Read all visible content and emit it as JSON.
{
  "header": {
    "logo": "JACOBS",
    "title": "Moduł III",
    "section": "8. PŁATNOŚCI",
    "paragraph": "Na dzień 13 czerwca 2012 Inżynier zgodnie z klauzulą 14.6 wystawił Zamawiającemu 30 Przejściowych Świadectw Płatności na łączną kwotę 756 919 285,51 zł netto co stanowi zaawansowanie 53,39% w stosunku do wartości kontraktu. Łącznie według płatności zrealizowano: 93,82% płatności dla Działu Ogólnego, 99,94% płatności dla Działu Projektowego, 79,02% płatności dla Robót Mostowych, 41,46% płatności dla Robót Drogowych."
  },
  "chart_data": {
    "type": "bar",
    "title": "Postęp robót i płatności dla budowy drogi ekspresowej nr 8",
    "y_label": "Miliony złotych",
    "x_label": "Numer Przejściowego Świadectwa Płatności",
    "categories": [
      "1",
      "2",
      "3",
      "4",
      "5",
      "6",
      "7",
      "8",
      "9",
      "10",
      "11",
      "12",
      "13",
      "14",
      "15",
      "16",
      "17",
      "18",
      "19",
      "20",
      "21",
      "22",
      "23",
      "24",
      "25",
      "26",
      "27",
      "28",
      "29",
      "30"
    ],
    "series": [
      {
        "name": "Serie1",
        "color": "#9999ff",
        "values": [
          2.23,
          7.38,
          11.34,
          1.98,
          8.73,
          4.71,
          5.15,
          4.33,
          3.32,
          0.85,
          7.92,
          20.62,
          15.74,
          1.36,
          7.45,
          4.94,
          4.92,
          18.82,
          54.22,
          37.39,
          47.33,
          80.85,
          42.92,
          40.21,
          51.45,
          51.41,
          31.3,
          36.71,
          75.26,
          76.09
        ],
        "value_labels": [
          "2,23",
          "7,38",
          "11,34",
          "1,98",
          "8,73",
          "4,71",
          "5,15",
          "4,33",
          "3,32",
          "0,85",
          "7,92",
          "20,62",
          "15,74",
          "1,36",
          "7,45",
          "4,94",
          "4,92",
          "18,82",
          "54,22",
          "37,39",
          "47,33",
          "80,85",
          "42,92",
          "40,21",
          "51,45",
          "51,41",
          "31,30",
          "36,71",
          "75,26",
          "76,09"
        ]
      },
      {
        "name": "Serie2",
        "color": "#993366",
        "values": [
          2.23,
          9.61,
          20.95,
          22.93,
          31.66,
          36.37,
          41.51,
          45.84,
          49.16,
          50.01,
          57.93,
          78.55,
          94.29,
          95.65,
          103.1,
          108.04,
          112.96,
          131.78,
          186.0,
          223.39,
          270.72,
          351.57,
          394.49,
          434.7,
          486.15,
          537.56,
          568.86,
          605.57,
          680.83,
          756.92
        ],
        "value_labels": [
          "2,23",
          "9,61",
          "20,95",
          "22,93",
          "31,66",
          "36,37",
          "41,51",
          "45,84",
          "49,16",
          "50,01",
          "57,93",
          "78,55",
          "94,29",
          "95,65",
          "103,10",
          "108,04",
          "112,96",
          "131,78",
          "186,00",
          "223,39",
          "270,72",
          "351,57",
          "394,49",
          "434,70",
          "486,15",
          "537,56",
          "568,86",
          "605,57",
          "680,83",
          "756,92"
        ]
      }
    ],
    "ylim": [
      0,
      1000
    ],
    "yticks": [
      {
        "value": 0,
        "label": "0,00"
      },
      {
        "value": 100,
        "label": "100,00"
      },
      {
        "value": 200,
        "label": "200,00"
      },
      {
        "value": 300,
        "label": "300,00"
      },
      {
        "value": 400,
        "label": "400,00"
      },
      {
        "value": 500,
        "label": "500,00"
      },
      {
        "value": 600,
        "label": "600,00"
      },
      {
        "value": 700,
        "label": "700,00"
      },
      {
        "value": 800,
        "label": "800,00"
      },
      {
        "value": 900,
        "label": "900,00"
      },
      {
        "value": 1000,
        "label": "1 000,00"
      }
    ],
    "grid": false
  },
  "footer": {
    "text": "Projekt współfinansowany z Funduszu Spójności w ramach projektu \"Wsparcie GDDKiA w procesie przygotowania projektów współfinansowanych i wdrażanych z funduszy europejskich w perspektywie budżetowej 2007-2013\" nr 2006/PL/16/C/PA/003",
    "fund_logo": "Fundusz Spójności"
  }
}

**Task instructions**
Every line above needs to be retyped exactly.

**Response to the exercise**
Read all visible content and emit it as JSON.
{
  "header": {
    "logo": "JACOBS",
    "title": "Moduł III",
    "section": "8. PŁATNOŚCI",
    "paragraph": "Na dzień 13 czerwca 2012 Inżynier zgodnie z klauzulą 14.6 wystawił Zamawiającemu 30 Przejściowych Świadectw Płatności na łączną kwotę 756 919 285,51 zł netto co stanowi zaawansowanie 53,39% w stosunku do wartości kontraktu. Łącznie według płatności zrealizowano: 93,82% płatności dla Działu Ogólnego, 99,94% płatności dla Działu Projektowego, 79,02% płatności dla Robót Mostowych, 41,46% płatności dla Robót Drogowych."
  },
  "chart_data": {
    "type": "bar",
    "title": "Postęp robót i płatności dla budowy drogi ekspresowej nr 8",
    "y_label": "Miliony złotych",
    "x_label": "Numer Przejściowego Świadectwa Płatności",
    "categories": [
      "1",
      "2",
      "3",
      "4",
      "5",
      "6",
      "7",
      "8",
      "9",
      "10",
      "11",
      "12",
      "13",
      "14",
      "15",
      "16",
      "17",
      "18",
      "19",
      "20",
      "21",
      "22",
      "23",
      "24",
      "25",
      "26",
      "27",
      "28",
      "29",
      "30"
    ],
    "series": [
      {
        "name": "Serie1",
        "color": "#9999ff",
        "values": [
          2.23,
          7.38,
          11.34,
          1.98,
          8.73,
          4.71,
          5.15,
          4.33,
          3.32,
          0.85,
          7.92,
          20.62,
          15.74,
          1.36,
          7.45,
          4.94,
          4.92,
          18.82,
          54.22,
          37.39,
          47.33,
          80.85,
          42.92,
          40.21,
          51.45,
          51.41,
          31.3,
          36.71,
          75.26,
          76.09
        ],
        "value_labels": [
          "2,23",
          "7,38",
          "11,34",
          "1,98",
          "8,73",
          "4,71",
          "5,15",
          "4,33",
          "3,32",
          "0,85",
          "7,92",
          "20,62",
          "15,74",
          "1,36",
          "7,45",
          "4,94",
          "4,92",
          "18,82",
          "54,22",
          "37,39",
          "47,33",
          "80,85",
          "42,92",
          "40,21",
          "51,45",
          "51,41",
          "31,30",
          "36,71",
          "75,26",
          "76,09"
        ]
      },
      {
        "name": "Serie2",
        "color": "#993366",
        "values": [
          2.23,
          9.61,
          20.95,
          22.93,
          31.66,
          36.37,
          41.51,
          45.84,
          49.16,
          50.01,
          57.93,
          78.55,
          94.29,
          95.65,
          103.1,
          108.04,
          112.96,
          131.78,
          186.0,
          223.39,
          270.72,
          351.57,
          394.49,
          434.7,
          486.15,
          537.56,
          568.86,
          605.57,
          680.83,
          756.92
        ],
        "value_labels": [
          "2,23",
          "9,61",
          "20,95",
          "22,93",
          "31,66",
          "36,37",
          "41,51",
          "45,84",
          "49,16",
          "50,01",
          "57,93",
          "78,55",
          "94,29",
          "95,65",
          "103,10",
          "108,04",
          "112,96",
          "131,78",
          "186,00",
          "223,39",
          "270,72",
          "351,57",
          "394,49",
          "434,70",
          "486,15",
          "537,56",
          "568,86",
          "605,57",
          "680,83",
          "756,92"
        ]
      }
    ],
    "ylim": [
      0,
      1000
    ],
    "yticks": [
      {
        "value": 0,
        "label": "0,00"
      },
      {
        "value": 100,
        "label": "100,00"
      },
      {
        "value": 200,
        "label": "200,00"
      },
      {
        "value": 300,
        "label": "300,00"
      },
      {
        "value": 400,
        "label": "400,00"
      },
      {
        "value": 500,
        "label": "500,00"
      },
      {
        "value": 600,
        "label": "600,00"
      },
      {
        "value": 700,
        "label": "700,00"
      },
      {
        "value": 800,
        "label": "800,00"
      },
      {
        "value": 900,
        "label": "900,00"
      },
      {
        "value": 1000,
        "label": "1 000,00"
      }
    ],
    "grid": false
  },
  "footer": {
    "text": "Projekt współfinansowany z Funduszu Spójności w ramach projektu \"Wsparcie GDDKiA w procesie przygotowania projektów współfinansowanych i wdrażanych z funduszy europejskich w perspektywie budżetowej 2007-2013\" nr 2006/PL/16/C/PA/003",
    "fund_logo": "Fundusz Spójności"
  }
}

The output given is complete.